(Stored items from a collection)
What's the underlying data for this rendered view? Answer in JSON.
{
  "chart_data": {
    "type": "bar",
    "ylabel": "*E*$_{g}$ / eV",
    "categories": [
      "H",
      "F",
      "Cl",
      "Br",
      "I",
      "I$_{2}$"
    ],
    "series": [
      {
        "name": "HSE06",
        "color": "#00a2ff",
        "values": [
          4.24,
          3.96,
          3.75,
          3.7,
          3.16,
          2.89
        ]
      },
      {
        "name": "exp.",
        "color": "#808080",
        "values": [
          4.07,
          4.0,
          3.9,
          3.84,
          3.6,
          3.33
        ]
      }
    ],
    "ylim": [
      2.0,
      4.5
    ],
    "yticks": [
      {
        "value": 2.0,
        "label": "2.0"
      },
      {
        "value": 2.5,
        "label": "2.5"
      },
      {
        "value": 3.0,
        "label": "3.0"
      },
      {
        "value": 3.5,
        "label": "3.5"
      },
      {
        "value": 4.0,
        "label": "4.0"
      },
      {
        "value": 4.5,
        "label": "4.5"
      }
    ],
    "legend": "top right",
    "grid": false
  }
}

...

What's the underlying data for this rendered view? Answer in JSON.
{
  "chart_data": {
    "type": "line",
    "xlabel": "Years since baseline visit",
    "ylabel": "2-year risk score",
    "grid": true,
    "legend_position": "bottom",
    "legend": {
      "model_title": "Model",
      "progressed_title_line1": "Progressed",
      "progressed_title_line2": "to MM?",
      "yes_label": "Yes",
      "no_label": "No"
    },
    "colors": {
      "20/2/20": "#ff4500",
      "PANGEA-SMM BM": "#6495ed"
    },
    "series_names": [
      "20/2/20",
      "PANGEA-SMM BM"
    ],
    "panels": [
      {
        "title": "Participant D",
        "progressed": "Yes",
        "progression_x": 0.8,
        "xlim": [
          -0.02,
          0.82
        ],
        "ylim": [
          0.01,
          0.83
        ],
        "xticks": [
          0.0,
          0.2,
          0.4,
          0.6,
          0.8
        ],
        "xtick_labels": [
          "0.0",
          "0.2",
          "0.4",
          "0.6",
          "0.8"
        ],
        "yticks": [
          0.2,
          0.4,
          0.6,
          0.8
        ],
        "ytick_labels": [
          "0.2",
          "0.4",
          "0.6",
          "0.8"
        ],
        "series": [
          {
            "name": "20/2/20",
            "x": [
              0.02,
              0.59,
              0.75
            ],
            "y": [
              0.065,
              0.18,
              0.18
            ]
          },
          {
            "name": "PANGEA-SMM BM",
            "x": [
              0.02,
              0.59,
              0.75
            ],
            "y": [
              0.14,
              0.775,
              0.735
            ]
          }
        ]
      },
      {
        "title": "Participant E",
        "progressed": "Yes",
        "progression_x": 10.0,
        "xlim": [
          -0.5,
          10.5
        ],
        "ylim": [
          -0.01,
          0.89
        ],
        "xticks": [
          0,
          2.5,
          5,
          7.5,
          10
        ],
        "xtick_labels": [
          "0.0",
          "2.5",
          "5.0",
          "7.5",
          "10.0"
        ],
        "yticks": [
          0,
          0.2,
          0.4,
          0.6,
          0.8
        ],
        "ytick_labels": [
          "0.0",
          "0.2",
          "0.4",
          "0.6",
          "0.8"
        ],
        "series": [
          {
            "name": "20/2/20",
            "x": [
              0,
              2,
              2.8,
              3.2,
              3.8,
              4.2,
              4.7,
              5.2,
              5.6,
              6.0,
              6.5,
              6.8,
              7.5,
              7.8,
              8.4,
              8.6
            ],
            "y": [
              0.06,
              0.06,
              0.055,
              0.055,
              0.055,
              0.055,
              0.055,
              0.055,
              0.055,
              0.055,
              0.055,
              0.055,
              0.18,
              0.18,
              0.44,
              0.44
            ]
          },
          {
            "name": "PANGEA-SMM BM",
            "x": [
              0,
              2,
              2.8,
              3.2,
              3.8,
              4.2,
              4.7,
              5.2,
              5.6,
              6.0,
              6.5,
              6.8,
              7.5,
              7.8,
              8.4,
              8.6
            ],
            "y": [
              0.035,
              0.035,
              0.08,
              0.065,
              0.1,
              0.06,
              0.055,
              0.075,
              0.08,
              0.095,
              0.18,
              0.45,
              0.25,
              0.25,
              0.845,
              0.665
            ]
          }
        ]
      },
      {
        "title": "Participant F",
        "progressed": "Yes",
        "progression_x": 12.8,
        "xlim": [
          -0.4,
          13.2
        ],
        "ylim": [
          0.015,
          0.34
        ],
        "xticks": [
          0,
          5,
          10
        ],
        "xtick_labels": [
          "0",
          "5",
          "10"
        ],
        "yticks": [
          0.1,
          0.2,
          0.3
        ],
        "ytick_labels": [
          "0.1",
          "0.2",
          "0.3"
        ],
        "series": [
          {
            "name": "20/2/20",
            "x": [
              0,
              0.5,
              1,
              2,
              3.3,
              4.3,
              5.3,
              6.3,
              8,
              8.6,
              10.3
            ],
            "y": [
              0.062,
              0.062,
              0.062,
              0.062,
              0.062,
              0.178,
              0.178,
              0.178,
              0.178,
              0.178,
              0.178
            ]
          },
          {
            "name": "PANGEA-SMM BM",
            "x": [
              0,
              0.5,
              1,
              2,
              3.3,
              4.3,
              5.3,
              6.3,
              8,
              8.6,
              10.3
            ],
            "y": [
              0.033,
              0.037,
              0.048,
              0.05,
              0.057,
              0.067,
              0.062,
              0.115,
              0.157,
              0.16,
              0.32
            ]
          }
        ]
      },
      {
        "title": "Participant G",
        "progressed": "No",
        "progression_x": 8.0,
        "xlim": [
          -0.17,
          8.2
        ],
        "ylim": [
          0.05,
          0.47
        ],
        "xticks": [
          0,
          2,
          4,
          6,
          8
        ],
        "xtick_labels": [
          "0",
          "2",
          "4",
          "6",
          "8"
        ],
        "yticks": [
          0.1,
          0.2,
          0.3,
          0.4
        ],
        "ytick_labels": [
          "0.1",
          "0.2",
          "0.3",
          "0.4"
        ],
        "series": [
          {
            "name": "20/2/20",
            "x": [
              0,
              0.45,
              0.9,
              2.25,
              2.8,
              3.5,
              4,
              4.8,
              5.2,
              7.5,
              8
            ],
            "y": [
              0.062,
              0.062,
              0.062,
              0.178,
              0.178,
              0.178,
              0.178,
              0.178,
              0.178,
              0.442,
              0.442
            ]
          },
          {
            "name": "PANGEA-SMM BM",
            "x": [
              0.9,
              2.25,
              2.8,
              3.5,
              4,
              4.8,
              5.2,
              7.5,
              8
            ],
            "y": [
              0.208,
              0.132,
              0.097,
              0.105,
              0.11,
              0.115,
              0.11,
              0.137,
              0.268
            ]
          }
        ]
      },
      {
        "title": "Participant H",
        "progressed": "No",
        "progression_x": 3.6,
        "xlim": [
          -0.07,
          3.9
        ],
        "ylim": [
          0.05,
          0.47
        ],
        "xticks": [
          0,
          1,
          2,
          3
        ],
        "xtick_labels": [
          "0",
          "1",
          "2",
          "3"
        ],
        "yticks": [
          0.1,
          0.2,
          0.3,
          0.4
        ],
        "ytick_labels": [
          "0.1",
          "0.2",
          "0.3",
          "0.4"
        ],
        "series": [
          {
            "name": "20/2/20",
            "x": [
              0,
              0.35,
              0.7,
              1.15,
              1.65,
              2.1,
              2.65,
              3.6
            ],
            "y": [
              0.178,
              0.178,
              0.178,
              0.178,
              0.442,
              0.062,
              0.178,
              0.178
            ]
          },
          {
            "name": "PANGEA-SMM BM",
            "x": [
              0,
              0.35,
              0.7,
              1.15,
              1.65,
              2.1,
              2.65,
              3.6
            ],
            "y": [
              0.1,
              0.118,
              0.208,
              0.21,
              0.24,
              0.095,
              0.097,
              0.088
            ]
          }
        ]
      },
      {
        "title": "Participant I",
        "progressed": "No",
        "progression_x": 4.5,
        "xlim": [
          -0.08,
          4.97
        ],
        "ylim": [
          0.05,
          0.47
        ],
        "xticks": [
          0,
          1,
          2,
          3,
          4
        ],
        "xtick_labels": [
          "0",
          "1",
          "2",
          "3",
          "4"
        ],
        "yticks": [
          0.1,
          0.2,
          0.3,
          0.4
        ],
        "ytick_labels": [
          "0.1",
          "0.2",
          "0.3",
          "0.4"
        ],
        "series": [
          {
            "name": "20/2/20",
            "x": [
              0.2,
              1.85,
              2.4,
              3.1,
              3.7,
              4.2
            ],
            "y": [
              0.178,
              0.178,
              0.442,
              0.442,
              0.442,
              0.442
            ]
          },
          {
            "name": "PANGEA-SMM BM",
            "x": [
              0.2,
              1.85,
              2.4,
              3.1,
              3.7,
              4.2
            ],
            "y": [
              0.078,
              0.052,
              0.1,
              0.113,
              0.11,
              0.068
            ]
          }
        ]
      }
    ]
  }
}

(GIVEN REQUEST):
Find the lines that include the string "Participant", then copy each of them.

(COMPLETE OUTPUT):
        "title": "Participant D",
        "title": "Participant E",
        "title": "Participant F",
        "title": "Participant G",
        "title": "Participant H",
        "title": "Participant I",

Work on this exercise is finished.